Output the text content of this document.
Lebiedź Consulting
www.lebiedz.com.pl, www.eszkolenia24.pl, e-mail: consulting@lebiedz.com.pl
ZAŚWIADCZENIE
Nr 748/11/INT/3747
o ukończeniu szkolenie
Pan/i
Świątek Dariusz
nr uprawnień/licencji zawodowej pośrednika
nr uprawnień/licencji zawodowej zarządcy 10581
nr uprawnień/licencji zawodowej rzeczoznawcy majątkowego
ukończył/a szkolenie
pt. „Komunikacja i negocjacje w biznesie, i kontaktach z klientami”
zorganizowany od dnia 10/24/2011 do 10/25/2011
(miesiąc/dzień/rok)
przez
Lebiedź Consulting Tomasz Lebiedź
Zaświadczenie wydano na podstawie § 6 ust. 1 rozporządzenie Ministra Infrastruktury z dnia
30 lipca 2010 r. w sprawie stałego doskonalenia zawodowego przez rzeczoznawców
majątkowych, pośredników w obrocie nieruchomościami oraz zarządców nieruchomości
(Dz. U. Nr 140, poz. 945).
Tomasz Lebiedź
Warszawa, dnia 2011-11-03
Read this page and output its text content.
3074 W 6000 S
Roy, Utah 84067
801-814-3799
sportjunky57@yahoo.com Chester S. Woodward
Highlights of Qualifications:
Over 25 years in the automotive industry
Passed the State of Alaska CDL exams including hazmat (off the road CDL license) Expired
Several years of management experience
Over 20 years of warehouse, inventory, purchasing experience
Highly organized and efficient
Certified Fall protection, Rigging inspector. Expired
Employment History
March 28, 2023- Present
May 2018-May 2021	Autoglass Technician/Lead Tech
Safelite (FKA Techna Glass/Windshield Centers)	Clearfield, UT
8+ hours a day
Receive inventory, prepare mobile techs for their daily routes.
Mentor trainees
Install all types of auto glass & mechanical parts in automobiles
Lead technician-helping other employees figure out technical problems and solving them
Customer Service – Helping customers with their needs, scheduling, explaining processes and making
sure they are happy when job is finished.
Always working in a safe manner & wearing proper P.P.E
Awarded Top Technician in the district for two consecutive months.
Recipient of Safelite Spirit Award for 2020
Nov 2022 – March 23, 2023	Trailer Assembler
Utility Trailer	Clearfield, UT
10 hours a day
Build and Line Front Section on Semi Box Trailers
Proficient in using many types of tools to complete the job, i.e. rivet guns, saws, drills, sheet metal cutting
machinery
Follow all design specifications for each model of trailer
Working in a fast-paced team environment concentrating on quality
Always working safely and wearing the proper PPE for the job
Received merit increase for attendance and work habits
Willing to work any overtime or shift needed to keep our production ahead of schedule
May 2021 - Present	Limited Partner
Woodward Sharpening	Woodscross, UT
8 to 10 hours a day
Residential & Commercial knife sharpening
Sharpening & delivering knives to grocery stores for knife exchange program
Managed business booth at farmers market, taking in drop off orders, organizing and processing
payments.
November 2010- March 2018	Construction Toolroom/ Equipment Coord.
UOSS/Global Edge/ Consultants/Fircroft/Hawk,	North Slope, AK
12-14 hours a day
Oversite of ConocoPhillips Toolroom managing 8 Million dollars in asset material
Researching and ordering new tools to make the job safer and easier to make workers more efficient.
═══
- [JOB]
Gather up every line from the listing above in which the word "Safelite" occurs.

- [RESPONSE]
Safelite (FKA Techna Glass/Windshield Centers)	Clearfield, UT
Recipient of Safelite Spirit Award for 2020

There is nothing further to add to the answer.